▸ **Exercise**
Write the material out again exactly.

▸ **Dataset**

— begin —

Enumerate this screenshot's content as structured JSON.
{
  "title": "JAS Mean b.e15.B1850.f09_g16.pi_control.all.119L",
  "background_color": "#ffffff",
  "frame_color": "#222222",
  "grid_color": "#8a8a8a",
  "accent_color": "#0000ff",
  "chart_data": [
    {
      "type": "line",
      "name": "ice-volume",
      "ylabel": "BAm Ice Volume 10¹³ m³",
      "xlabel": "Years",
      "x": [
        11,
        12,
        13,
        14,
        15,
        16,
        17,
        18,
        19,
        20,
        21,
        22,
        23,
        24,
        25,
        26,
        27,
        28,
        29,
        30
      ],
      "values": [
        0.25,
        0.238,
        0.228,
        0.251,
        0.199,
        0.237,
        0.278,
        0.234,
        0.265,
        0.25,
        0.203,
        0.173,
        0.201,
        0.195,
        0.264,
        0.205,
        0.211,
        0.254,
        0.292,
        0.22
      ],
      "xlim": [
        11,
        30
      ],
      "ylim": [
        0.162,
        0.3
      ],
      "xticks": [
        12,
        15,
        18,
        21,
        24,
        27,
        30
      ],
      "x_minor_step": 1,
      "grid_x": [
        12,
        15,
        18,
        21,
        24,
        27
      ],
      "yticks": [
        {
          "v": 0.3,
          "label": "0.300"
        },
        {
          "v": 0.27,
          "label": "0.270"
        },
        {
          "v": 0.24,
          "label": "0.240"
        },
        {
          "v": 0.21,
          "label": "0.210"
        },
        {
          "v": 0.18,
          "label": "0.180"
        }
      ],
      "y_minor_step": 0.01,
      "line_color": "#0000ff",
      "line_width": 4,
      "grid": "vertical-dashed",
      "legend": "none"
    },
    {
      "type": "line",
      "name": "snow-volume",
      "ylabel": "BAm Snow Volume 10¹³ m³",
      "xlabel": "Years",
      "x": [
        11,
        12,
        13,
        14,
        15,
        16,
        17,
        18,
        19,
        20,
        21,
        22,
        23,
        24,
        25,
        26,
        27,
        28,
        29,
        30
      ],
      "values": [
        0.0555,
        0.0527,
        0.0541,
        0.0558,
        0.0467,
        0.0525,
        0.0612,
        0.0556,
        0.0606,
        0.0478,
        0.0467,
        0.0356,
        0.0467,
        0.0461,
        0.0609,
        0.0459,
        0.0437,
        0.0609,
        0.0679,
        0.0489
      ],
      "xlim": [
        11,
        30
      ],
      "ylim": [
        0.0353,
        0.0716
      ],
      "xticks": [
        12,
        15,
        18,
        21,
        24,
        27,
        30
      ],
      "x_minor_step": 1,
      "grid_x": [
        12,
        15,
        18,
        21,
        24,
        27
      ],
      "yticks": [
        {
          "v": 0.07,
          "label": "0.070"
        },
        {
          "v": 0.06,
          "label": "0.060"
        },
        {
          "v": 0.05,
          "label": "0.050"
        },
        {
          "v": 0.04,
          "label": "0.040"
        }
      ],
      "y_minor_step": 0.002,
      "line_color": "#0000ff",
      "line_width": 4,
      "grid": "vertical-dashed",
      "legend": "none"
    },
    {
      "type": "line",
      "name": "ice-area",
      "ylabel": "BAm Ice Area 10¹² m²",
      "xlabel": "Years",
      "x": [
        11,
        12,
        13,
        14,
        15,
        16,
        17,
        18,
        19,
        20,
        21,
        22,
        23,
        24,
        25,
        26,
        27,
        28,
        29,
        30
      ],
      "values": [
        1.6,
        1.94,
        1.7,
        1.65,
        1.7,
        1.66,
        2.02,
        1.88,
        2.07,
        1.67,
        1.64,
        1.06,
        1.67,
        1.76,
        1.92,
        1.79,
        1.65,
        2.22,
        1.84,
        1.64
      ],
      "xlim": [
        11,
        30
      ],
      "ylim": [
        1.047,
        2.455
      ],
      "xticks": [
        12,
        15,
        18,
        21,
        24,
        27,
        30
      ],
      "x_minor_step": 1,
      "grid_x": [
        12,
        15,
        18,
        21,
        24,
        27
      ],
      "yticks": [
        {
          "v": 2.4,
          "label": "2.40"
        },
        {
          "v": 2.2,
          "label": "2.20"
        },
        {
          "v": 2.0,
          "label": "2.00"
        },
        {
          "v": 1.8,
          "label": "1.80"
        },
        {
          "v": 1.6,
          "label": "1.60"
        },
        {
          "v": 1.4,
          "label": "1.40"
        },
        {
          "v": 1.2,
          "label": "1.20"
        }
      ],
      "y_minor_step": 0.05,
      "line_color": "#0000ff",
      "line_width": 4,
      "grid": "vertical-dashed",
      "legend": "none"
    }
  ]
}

— end —

▸ **Output of the task**
Enumerate this screenshot's content as structured JSON.
{
  "title": "JAS Mean b.e15.B1850.f09_g16.pi_control.all.119L",
  "background_color": "#ffffff",
  "frame_color": "#222222",
  "grid_color": "#8a8a8a",
  "accent_color": "#0000ff",
  "chart_data": [
    {
      "type": "line",
      "name": "ice-volume",
      "ylabel": "BAm Ice Volume 10¹³ m³",
      "xlabel": "Years",
      "x": [
        11,
        12,
        13,
        14,
        15,
        16,
        17,
        18,
        19,
        20,
        21,
        22,
        23,
        24,
        25,
        26,
        27,
        28,
        29,
        30
      ],
      "values": [
        0.25,
        0.238,
        0.228,
        0.251,
        0.199,
        0.237,
        0.278,
        0.234,
        0.265,
        0.25,
        0.203,
        0.173,
        0.201,
        0.195,
        0.264,
        0.205,
        0.211,
        0.254,
        0.292,
        0.22
      ],
      "xlim": [
        11,
        30
      ],
      "ylim": [
        0.162,
        0.3
      ],
      "xticks": [
        12,
        15,
        18,
        21,
        24,
        27,
        30
      ],
      "x_minor_step": 1,
      "grid_x": [
        12,
        15,
        18,
        21,
        24,
        27
      ],
      "yticks": [
        {
          "v": 0.3,
          "label": "0.300"
        },
        {
          "v": 0.27,
          "label": "0.270"
        },
        {
          "v": 0.24,
          "label": "0.240"
        },
        {
          "v": 0.21,
          "label": "0.210"
        },
        {
          "v": 0.18,
          "label": "0.180"
        }
      ],
      "y_minor_step": 0.01,
      "line_color": "#0000ff",
      "line_width": 4,
      "grid": "vertical-dashed",
      "legend": "none"
    },
    {
      "type": "line",
      "name": "snow-volume",
      "ylabel": "BAm Snow Volume 10¹³ m³",
      "xlabel": "Years",
      "x": [
        11,
        12,
        13,
        14,
        15,
        16,
        17,
        18,
        19,
        20,
        21,
        22,
        23,
        24,
        25,
        26,
        27,
        28,
        29,
        30
      ],
      "values": [
        0.0555,
        0.0527,
        0.0541,
        0.0558,
        0.0467,
        0.0525,
        0.0612,
        0.0556,
        0.0606,
        0.0478,
        0.0467,
        0.0356,
        0.0467,
        0.0461,
        0.0609,
        0.0459,
        0.0437,
        0.0609,
        0.0679,
        0.0489
      ],
      "xlim": [
        11,
        30
      ],
      "ylim": [
        0.0353,
        0.0716
      ],
      "xticks": [
        12,
        15,
        18,
        21,
        24,
        27,
        30
      ],
      "x_minor_step": 1,
      "grid_x": [
        12,
        15,
        18,
        21,
        24,
        27
      ],
      "yticks": [
        {
          "v": 0.07,
          "label": "0.070"
        },
        {
          "v": 0.06,
          "label": "0.060"
        },
        {
          "v": 0.05,
          "label": "0.050"
        },
        {
          "v": 0.04,
          "label": "0.040"
        }
      ],
      "y_minor_step": 0.002,
      "line_color": "#0000ff",
      "line_width": 4,
      "grid": "vertical-dashed",
      "legend": "none"
    },
    {
      "type": "line",
      "name": "ice-area",
      "ylabel": "BAm Ice Area 10¹² m²",
      "xlabel": "Years",
      "x": [
        11,
        12,
        13,
        14,
        15,
        16,
        17,
        18,
        19,
        20,
        21,
        22,
        23,
        24,
        25,
        26,
        27,
        28,
        29,
        30
      ],
      "values": [
        1.6,
        1.94,
        1.7,
        1.65,
        1.7,
        1.66,
        2.02,
        1.88,
        2.07,
        1.67,
        1.64,
        1.06,
        1.67,
        1.76,
        1.92,
        1.79,
        1.65,
        2.22,
        1.84,
        1.64
      ],
      "xlim": [
        11,
        30
      ],
      "ylim": [
        1.047,
        2.455
      ],
      "xticks": [
        12,
        15,
        18,
        21,
        24,
        27,
        30
      ],
      "x_minor_step": 1,
      "grid_x": [
        12,
        15,
        18,
        21,
        24,
        27
      ],
      "yticks": [
        {
          "v": 2.4,
          "label": "2.40"
        },
        {
          "v": 2.2,
          "label": "2.20"
        },
        {
          "v": 2.0,
          "label": "2.00"
        },
        {
          "v": 1.8,
          "label": "1.80"
        },
        {
          "v": 1.6,
          "label": "1.60"
        },
        {
          "v": 1.4,
          "label": "1.40"
        },
        {
          "v": 1.2,
          "label": "1.20"
        }
      ],
      "y_minor_step": 0.05,
      "line_color": "#0000ff",
      "line_width": 4,
      "grid": "vertical-dashed",
      "legend": "none"
    }
  ]
}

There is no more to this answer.